WORK TO COMPLETE: Go through the entries one line at a time, and gather every line that has the word "into".

>> Begin MATERIAL SHOWN

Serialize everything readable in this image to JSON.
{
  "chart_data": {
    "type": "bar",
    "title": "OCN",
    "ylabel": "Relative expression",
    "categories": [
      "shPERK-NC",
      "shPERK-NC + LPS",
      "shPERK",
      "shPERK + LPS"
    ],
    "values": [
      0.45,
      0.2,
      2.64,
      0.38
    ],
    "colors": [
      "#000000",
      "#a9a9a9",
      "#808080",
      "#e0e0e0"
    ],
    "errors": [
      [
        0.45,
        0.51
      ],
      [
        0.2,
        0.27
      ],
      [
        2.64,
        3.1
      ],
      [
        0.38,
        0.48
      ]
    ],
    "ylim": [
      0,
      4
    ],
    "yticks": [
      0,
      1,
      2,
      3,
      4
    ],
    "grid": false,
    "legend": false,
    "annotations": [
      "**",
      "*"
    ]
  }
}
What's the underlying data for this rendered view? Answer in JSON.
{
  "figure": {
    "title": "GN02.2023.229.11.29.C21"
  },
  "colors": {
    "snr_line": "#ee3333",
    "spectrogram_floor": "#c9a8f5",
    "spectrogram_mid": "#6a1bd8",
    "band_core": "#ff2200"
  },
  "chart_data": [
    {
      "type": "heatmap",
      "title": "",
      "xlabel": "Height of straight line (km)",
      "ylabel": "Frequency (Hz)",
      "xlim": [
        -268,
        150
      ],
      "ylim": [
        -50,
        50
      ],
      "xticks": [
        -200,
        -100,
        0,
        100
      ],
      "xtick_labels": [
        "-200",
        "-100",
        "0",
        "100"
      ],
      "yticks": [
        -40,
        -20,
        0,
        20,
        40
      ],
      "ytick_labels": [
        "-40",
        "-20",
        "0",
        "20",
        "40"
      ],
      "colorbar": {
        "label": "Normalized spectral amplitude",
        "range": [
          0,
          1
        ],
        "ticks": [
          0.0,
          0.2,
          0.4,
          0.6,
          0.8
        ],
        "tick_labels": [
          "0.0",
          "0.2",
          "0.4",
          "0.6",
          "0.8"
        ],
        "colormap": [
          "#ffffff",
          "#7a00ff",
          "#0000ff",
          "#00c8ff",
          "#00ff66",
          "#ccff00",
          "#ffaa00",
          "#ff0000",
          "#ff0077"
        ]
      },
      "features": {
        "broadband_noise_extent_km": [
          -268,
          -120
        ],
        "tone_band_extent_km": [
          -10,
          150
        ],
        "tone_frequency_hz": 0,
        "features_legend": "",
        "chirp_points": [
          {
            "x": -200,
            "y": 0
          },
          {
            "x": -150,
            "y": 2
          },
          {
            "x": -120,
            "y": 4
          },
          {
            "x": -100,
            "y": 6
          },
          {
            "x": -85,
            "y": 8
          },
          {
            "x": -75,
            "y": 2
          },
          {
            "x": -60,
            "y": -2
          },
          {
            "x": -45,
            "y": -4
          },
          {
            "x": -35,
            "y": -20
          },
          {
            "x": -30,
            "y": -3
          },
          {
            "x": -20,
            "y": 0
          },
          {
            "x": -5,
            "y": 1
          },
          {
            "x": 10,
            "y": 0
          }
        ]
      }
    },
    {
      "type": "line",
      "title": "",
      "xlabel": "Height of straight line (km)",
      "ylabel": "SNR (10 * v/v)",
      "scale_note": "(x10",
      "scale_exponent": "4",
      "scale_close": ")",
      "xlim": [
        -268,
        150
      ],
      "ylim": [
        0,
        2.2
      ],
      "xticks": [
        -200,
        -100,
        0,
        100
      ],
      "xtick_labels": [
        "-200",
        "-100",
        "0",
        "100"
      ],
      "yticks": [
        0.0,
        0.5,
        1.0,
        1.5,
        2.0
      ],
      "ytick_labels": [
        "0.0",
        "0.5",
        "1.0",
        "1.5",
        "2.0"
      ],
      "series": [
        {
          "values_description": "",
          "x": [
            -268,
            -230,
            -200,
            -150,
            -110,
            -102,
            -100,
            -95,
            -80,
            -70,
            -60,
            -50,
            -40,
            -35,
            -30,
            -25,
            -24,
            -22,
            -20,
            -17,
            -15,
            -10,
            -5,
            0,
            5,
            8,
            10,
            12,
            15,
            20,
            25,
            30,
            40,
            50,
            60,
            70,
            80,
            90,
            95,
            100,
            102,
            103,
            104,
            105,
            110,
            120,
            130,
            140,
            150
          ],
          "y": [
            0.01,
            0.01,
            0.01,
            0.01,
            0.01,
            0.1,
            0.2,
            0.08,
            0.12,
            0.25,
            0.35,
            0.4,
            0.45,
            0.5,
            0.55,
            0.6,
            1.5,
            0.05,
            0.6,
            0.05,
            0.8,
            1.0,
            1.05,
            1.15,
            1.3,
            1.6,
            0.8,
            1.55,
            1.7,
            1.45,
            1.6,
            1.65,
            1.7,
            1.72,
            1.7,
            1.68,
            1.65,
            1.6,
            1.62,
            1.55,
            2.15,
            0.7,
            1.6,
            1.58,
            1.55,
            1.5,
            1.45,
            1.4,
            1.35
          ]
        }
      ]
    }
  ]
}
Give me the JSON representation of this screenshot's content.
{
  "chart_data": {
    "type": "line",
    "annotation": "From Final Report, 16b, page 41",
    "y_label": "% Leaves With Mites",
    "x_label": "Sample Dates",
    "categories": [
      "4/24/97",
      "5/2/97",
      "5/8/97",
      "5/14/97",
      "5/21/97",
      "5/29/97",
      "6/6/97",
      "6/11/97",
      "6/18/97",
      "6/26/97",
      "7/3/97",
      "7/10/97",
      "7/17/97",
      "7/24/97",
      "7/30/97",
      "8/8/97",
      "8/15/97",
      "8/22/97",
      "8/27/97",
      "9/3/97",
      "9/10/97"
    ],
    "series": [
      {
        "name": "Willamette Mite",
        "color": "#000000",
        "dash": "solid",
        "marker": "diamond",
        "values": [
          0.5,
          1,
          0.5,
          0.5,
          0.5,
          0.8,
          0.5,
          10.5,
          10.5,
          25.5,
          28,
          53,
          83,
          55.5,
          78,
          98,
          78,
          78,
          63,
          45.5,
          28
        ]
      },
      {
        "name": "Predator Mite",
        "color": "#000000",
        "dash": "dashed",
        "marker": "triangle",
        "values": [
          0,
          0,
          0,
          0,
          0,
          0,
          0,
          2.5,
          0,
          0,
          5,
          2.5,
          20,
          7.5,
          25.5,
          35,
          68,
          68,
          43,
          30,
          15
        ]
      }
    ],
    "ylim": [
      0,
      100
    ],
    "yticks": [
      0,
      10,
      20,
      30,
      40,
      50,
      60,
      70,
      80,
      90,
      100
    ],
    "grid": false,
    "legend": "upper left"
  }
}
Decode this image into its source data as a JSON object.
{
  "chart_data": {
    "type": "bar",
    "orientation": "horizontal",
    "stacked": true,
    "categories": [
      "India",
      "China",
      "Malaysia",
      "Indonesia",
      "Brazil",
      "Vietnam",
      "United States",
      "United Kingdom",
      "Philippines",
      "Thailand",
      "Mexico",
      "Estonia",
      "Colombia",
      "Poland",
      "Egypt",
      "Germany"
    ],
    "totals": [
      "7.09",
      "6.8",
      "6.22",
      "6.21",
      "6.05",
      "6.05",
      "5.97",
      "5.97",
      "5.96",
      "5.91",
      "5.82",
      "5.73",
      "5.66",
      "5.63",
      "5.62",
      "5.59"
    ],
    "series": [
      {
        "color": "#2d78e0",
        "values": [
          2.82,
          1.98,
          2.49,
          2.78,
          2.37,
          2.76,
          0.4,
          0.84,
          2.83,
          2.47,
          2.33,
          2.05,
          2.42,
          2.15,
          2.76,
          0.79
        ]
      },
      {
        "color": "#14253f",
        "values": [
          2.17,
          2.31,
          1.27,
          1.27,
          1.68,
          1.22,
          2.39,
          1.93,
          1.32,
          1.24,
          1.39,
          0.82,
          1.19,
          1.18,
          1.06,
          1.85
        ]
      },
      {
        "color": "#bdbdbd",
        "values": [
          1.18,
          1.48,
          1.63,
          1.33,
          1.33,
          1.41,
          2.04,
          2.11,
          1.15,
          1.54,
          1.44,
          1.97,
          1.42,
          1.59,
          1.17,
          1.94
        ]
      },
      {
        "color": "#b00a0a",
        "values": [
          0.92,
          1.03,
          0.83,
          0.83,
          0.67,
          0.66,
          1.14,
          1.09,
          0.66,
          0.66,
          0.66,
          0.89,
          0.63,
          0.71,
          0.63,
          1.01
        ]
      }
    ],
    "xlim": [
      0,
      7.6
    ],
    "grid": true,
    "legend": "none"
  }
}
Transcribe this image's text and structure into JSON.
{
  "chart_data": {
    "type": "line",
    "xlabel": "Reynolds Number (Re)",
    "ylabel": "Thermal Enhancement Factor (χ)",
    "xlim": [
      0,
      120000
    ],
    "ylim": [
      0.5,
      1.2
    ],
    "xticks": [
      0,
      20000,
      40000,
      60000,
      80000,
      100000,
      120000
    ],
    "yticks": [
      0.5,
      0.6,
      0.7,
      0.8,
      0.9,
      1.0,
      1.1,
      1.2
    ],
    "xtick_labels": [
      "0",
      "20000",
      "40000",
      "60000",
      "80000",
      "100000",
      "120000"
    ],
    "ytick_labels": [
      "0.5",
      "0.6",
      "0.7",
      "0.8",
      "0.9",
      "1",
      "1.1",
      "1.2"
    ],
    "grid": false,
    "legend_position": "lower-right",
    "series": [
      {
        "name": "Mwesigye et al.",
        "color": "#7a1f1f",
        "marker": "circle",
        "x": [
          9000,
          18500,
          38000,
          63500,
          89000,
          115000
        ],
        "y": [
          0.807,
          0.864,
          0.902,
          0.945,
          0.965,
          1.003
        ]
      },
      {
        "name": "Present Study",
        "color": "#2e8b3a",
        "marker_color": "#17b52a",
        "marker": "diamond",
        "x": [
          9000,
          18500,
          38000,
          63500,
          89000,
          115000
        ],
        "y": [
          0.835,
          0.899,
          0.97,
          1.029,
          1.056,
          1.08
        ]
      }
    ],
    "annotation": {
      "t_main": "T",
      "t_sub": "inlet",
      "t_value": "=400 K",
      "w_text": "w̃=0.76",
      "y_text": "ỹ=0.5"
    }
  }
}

>> End MATERIAL SHOWN

SOLUTION TO THIS EXERCISE:
Decode this image into its source data as a JSON object.
Transcribe this image's text and structure into JSON.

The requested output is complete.